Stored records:

------

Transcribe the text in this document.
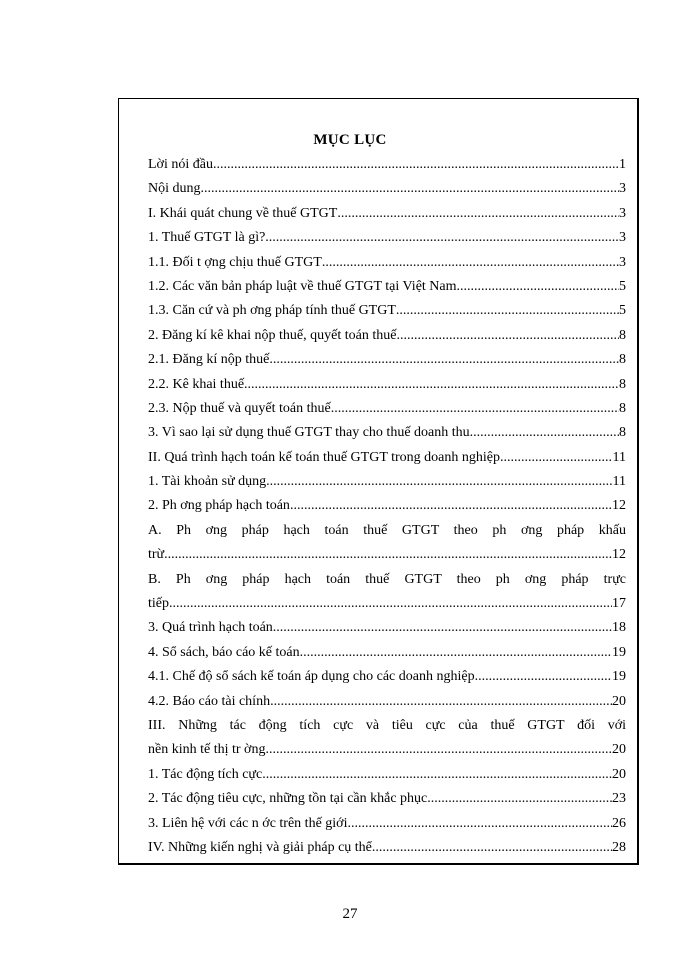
MỤC LỤC
Lời nói đầu .....	1
Nội dung .....	3
I. Khái quát chung về thuế GTGT .....	3
1. Thuế GTGT là gì? .....	3
1.1. Đối t ợng chịu thuế GTGT .....	3
1.2. Các văn bản pháp luật về thuế GTGT tại Việt Nam .....	5
1.3. Căn cứ và ph ơng pháp tính thuế GTGT .....	5
2. Đăng kí kê khai nộp thuế, quyết toán thuế .....	8
2.1. Đăng kí nộp thuế .....	8
2.2. Kê khai thuế .....	8
2.3. Nộp thuế và quyết toán thuế .....	8
3. Vì sao lại sử dụng thuế GTGT thay cho thuế doanh thu .....	8
II. Quá trình hạch toán kế toán thuế GTGT trong doanh nghiệp .....	11
1. Tài khoản sử dụng .....	11
2. Ph ơng pháp hạch toán .....	12
A. Ph ơng pháp hạch toán thuế GTGT theo ph ơng pháp khấu
trừ .....	12
B. Ph ơng pháp hạch toán thuế GTGT theo ph ơng pháp trực
tiếp .....	17
3. Quá trình hạch toán .....	18
4. Sổ sách, báo cáo kế toán .....	19
4.1. Chế độ sổ sách kế toán áp dụng cho các doanh nghiệp .....	19
4.2. Báo cáo tài chính .....	20
III. Những tác động tích cực và tiêu cực của thuế GTGT đối với
nền kinh tế thị tr ờng .....	20
1. Tác động tích cực .....	20
2. Tác động tiêu cực, những tồn tại cần khắc phục .....	23
3. Liên hệ với các n ớc trên thế giới .....	26
IV. Những kiến nghị và giải pháp cụ thể .....	28
27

------

Above are records with pictures; repeat the records exactly and leave the pictures out.

WORKED SOLUTION:
Transcribe the text in this document.
MỤC LỤC
Lời nói đầu .....	1
Nội dung .....	3
I. Khái quát chung về thuế GTGT .....	3
1. Thuế GTGT là gì? .....	3
1.1. Đối t ợng chịu thuế GTGT .....	3
1.2. Các văn bản pháp luật về thuế GTGT tại Việt Nam .....	5
1.3. Căn cứ và ph ơng pháp tính thuế GTGT .....	5
2. Đăng kí kê khai nộp thuế, quyết toán thuế .....	8
2.1. Đăng kí nộp thuế .....	8
2.2. Kê khai thuế .....	8
2.3. Nộp thuế và quyết toán thuế .....	8
3. Vì sao lại sử dụng thuế GTGT thay cho thuế doanh thu .....	8
II. Quá trình hạch toán kế toán thuế GTGT trong doanh nghiệp .....	11
1. Tài khoản sử dụng .....	11
2. Ph ơng pháp hạch toán .....	12
A. Ph ơng pháp hạch toán thuế GTGT theo ph ơng pháp khấu
trừ .....	12
B. Ph ơng pháp hạch toán thuế GTGT theo ph ơng pháp trực
tiếp .....	17
3. Quá trình hạch toán .....	18
4. Sổ sách, báo cáo kế toán .....	19
4.1. Chế độ sổ sách kế toán áp dụng cho các doanh nghiệp .....	19
4.2. Báo cáo tài chính .....	20
III. Những tác động tích cực và tiêu cực của thuế GTGT đối với
nền kinh tế thị tr ờng .....	20
1. Tác động tích cực .....	20
2. Tác động tiêu cực, những tồn tại cần khắc phục .....	23
3. Liên hệ với các n ớc trên thế giới .....	26
IV. Những kiến nghị và giải pháp cụ thể .....	28
27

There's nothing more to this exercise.